# REQUIREMENT:
Read the records and gather each line that includes "Forward".

Begin EXTRACTED ENTRIES

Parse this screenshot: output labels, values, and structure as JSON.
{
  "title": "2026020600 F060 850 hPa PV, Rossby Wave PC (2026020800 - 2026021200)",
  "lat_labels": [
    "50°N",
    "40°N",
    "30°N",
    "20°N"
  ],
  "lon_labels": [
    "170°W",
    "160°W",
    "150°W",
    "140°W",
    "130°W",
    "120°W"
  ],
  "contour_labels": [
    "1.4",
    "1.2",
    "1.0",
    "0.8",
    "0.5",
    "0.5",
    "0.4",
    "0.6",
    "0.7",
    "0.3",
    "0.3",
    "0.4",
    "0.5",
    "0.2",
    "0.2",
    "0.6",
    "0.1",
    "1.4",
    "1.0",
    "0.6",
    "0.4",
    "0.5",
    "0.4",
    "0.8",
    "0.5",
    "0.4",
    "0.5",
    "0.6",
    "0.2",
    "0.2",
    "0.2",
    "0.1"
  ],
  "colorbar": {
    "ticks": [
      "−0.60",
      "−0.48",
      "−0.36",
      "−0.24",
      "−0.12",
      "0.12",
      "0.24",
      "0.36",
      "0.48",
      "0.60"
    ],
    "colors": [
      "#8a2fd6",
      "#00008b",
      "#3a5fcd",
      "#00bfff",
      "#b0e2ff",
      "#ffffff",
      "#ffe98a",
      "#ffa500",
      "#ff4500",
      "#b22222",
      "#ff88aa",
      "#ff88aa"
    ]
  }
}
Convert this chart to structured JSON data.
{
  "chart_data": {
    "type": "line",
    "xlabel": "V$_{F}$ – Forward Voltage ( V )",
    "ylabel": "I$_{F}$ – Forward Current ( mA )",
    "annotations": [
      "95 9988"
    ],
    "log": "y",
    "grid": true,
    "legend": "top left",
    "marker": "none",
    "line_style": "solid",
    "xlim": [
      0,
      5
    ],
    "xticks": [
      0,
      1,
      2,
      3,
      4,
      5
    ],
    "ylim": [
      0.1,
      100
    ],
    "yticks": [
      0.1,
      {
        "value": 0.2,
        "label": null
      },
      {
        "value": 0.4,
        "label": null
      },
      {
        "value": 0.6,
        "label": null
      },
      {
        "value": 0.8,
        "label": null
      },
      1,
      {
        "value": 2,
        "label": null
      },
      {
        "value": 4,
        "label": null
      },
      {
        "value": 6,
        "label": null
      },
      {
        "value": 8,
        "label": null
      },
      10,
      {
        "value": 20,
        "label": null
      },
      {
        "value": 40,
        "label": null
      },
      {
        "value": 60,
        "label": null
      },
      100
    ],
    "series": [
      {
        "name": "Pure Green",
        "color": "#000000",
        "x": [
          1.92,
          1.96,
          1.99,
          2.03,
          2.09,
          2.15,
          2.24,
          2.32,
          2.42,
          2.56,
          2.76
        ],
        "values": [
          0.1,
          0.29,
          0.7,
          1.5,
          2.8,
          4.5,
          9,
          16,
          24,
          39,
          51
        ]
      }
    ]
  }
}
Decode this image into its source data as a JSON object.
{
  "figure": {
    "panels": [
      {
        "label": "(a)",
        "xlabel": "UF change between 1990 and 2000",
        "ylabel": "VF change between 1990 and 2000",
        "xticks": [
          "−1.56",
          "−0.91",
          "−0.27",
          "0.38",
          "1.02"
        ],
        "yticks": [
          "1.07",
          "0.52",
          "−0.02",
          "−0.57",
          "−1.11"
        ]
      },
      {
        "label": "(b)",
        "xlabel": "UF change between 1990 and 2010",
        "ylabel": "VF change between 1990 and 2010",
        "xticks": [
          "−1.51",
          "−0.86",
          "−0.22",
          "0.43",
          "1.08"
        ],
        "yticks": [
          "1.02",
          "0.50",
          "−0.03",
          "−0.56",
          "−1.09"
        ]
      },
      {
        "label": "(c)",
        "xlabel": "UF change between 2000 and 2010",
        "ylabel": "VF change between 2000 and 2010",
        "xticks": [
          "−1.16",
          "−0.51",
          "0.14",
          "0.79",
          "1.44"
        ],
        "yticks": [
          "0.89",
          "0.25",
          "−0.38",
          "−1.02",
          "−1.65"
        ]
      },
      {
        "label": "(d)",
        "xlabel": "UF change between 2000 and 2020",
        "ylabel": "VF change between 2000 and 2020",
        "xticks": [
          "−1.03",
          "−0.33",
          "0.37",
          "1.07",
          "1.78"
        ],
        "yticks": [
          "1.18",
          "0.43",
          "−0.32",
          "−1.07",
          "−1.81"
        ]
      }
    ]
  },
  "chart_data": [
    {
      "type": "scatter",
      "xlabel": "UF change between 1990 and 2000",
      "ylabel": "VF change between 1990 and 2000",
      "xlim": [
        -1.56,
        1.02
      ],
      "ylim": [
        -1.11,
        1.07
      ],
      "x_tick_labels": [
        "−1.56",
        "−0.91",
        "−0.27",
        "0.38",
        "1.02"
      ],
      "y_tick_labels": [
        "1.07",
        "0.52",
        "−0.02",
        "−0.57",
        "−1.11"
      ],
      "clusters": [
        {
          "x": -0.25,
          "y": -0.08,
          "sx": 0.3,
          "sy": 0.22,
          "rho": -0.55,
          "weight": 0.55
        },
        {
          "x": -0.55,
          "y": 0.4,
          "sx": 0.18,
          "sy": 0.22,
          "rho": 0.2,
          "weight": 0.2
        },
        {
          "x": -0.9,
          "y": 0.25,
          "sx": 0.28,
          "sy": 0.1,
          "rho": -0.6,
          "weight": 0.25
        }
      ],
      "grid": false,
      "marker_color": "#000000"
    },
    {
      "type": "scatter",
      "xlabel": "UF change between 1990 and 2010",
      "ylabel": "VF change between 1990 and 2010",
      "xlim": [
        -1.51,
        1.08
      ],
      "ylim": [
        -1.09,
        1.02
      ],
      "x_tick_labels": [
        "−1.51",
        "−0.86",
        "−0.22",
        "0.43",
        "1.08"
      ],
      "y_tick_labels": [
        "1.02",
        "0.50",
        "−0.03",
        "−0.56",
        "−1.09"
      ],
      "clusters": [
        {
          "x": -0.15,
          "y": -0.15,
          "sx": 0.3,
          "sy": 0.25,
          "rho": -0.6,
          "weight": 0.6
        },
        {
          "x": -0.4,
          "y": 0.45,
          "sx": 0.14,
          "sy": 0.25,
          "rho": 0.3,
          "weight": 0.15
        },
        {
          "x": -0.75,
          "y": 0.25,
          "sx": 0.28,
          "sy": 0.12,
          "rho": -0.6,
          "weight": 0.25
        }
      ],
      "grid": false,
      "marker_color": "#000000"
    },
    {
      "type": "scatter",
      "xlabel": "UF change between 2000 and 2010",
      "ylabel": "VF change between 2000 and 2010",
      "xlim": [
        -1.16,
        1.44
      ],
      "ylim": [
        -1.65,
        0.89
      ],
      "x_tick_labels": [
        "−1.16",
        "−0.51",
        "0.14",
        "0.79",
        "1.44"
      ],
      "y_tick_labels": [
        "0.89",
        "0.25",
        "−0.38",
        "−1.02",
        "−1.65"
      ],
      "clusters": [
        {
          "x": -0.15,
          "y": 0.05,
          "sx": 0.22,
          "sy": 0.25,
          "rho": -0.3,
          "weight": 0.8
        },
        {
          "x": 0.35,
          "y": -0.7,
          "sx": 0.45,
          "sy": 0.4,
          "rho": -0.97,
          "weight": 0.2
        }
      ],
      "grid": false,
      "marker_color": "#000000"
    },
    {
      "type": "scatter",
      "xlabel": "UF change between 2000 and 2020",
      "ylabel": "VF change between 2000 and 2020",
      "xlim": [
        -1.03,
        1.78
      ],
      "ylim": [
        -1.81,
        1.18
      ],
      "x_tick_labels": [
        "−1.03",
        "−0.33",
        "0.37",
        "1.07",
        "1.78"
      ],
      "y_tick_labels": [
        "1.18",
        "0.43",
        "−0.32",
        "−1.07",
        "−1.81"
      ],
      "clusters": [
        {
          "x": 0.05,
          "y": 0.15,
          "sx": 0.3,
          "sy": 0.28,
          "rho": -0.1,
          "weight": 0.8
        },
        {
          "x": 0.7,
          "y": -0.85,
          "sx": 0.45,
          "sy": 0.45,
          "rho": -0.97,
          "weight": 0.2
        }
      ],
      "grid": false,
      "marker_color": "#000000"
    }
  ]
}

End EXTRACTED ENTRIES

# EXERCISE SOLUTION:
    "xlabel": "V$_{F}$ – Forward Voltage ( V )",
    "ylabel": "I$_{F}$ – Forward Current ( mA )",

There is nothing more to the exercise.